■ **CONSIGNE 1**: Relevez tous les titres de films écrits en capitales dans la critique de TERREUR SUR LA LAGUNE.

■ **EXTRAIT CITÉ**:
Stefano d’Archangelo, un professeur de mathématique exerçant à Rome, profite de ses congés estivaux pour retourner dans son village natal, non loin de Venise. Là, il retrouve son frère, Don Pablo, curé de la paroisse et personnalité centrale de ce petit bled fortement imprégné de catholicisme. Le prêtre doit, d’ailleurs, fréquenter une poignée de personnes qu’il ne porte guère dans son cœur. Il accuse ainsi le comte Pedrazzi, un homosexuel notoire vivant avec un minet d’une vingtaine d’années, de comportements inadéquats envers les jeunes garçons. Don Pablo connaît également la liaison qu’entretient l’apparemment respectable docteur Aloisi avec son infirmière. Une nuit, l’homme d’Eglise aperçoit, depuis sa fenêtre, un meurtre, commis par un inconnu dont il ne voit pas le visage. La victime est une médium et, les jours suivants, Don Pablo reçoit de laconiques mais menaçantes missives anonymes qui lui prédisent son prochain trépas. Stefano qui, entre temps, a entamé une relation amoureuse avec une artiste peintre, mène son enquête et remonte une piste conduisant au meurtre irrésolu d’une gamine, étranglée vingt ans plus tôt dans la région…

Si de nombreux giallos ont pris pour cadre la Cité des Doges (citons, parmi d’autres, QUI L’A VUE MOURIR ?, AMUCK ou NERO VENEZIANO), TERREUR SUR LA LAGUNE place ses caméras dans une petite localité située à quelques encablures de Venise. Délaissant l’atmosphère de mystère et de romantisme inhérent à la Sérénissime, Antonio Bido privilégie un cadre anxiogène et claustrophobe, coupé du monde, au propre comme au figuré, où le temps semble suspendu. L’étranger, en réalité un natif du village revenu au pays après une escapade à la capitale, y apparaît immédiatement suspect. Même les autorités se méfient de lui et de son modernisme, riant des « jeunes d’aujourd’hui », trop efféminés pour être « de vrais hommes ». Ce climat délétère de suspicion rappelle certains giallo ruraux et, en particulier, LA LONGUE NUIT DE L’EXORCISME auquel Bido emprunte plusieurs éléments narratifs. Dans cet univers clos, l’assassin peut agir quasiment à sa guise, sans jamais être inquiété excepté par un pauvre quidam entrainé, bien malgré lui, dans une spirale de violences.

(Relevés de boîtes étiquetées)

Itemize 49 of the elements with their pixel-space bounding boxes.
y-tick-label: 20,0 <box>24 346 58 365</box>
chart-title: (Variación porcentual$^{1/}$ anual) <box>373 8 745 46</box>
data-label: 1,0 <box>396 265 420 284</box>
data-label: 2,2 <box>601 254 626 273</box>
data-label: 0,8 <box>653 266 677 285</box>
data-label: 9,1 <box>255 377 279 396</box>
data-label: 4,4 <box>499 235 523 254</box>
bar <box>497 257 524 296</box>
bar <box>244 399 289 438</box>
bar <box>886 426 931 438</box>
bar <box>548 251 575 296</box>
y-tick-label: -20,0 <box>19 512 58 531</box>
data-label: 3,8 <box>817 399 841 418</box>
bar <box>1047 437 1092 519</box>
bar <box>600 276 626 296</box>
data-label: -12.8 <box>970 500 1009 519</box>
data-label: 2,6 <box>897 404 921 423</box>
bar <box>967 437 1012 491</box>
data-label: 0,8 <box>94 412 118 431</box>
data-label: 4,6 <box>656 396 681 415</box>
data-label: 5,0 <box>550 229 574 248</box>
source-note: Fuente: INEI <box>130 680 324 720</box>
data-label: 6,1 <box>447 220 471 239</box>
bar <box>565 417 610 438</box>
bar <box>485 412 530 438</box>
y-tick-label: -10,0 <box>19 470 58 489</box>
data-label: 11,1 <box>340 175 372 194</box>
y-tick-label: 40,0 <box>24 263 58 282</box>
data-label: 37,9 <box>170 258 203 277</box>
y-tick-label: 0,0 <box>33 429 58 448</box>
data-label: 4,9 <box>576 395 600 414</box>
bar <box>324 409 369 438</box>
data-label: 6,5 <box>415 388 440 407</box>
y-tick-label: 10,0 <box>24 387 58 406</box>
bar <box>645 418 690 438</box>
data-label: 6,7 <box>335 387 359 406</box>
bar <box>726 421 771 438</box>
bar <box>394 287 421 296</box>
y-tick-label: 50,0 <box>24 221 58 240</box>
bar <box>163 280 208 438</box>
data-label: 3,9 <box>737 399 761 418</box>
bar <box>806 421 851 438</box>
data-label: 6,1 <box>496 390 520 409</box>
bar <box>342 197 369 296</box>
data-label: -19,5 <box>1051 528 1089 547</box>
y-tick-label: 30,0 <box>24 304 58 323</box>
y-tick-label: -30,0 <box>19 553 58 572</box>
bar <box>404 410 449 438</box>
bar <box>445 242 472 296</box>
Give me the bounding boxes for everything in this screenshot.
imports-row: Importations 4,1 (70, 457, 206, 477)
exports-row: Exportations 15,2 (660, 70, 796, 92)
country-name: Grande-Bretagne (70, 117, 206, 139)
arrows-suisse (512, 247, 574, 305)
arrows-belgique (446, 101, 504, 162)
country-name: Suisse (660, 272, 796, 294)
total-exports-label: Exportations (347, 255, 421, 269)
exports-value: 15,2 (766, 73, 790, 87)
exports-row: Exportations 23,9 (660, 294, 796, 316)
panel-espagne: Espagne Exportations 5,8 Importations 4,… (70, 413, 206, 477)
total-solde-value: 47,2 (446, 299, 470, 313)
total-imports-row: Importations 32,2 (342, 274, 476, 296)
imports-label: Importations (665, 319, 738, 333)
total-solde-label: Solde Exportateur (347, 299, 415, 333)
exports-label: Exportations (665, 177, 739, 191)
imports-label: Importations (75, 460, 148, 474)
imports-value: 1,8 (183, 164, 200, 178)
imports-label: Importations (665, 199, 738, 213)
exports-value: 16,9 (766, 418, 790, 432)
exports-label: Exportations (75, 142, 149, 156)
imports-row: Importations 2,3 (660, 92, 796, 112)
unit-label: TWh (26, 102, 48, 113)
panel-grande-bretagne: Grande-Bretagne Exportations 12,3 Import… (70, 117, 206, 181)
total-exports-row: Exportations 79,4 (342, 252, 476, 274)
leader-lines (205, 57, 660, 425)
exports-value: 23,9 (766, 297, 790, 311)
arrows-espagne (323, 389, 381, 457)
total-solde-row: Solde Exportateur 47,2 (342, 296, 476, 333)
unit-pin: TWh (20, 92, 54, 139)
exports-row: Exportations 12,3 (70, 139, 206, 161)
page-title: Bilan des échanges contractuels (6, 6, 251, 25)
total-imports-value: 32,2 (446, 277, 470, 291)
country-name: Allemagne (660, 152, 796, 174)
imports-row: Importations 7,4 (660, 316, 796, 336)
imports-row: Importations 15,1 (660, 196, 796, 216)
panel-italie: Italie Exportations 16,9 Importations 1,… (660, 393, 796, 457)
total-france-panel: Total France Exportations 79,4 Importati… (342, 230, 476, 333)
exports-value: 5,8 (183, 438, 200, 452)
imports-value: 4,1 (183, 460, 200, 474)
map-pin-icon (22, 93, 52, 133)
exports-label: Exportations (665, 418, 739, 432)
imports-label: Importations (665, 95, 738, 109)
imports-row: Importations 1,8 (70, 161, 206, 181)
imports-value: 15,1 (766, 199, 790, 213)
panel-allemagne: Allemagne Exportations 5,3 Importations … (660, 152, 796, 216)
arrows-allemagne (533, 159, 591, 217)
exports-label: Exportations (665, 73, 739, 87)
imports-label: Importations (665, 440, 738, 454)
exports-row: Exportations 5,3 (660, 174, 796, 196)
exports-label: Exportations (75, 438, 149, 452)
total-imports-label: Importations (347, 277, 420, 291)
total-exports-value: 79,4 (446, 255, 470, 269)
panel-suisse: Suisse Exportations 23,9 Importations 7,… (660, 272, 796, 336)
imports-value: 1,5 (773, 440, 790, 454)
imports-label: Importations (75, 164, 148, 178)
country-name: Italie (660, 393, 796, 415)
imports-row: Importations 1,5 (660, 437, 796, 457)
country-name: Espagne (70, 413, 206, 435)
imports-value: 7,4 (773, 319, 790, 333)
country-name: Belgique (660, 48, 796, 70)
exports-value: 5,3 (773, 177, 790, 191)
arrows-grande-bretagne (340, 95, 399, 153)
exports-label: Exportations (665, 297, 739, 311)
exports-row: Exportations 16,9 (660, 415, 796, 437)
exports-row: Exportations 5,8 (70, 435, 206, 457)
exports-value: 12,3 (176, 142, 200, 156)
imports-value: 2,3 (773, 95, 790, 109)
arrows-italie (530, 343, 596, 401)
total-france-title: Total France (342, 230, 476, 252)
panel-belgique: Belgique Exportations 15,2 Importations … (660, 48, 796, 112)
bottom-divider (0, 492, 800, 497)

■ **CONSIGNE 2**: Recopiez à l’identique tout ce qui va du début de la liste jusqu’à la ligne contenant "y-tick-label: -30,0 <box>19 553 58 572</box>", ces deux bornes comprises.

■ **RÉSULTAT FINAL 1**:
QUI L’A VUE MOURIR ?
AMUCK
NERO VENEZIANO
TERREUR SUR LA LAGUNE
LA LONGUE NUIT DE L’EXORCISME

■ **RÉSULTAT FINAL 2**:
Itemize 49 of the elements with their pixel-space bounding boxes.
y-tick-label: 20,0 <box>24 346 58 365</box>
chart-title: (Variación porcentual$^{1/}$ anual) <box>373 8 745 46</box>
data-label: 1,0 <box>396 265 420 284</box>
data-label: 2,2 <box>601 254 626 273</box>
data-label: 0,8 <box>653 266 677 285</box>
data-label: 9,1 <box>255 377 279 396</box>
data-label: 4,4 <box>499 235 523 254</box>
bar <box>497 257 524 296</box>
bar <box>244 399 289 438</box>
bar <box>886 426 931 438</box>
bar <box>548 251 575 296</box>
y-tick-label: -20,0 <box>19 512 58 531</box>
data-label: 3,8 <box>817 399 841 418</box>
bar <box>1047 437 1092 519</box>
bar <box>600 276 626 296</box>
data-label: -12.8 <box>970 500 1009 519</box>
data-label: 2,6 <box>897 404 921 423</box>
bar <box>967 437 1012 491</box>
data-label: 0,8 <box>94 412 118 431</box>
data-label: 4,6 <box>656 396 681 415</box>
data-label: 5,0 <box>550 229 574 248</box>
source-note: Fuente: INEI <box>130 680 324 720</box>
data-label: 6,1 <box>447 220 471 239</box>
bar <box>565 417 610 438</box>
bar <box>485 412 530 438</box>
y-tick-label: -10,0 <box>19 470 58 489</box>
data-label: 11,1 <box>340 175 372 194</box>
y-tick-label: 40,0 <box>24 263 58 282</box>
data-label: 37,9 <box>170 258 203 277</box>
y-tick-label: 0,0 <box>33 429 58 448</box>
data-label: 4,9 <box>576 395 600 414</box>
bar <box>324 409 369 438</box>
data-label: 6,5 <box>415 388 440 407</box>
y-tick-label: 10,0 <box>24 387 58 406</box>
bar <box>645 418 690 438</box>
data-label: 6,7 <box>335 387 359 406</box>
bar <box>726 421 771 438</box>
bar <box>394 287 421 296</box>
y-tick-label: 50,0 <box>24 221 58 240</box>
bar <box>163 280 208 438</box>
data-label: 3,9 <box>737 399 761 418</box>
bar <box>806 421 851 438</box>
data-label: 6,1 <box>496 390 520 409</box>
bar <box>342 197 369 296</box>
data-label: -19,5 <box>1051 528 1089 547</box>
y-tick-label: 30,0 <box>24 304 58 323</box>
y-tick-label: -30,0 <box>19 553 58 572</box>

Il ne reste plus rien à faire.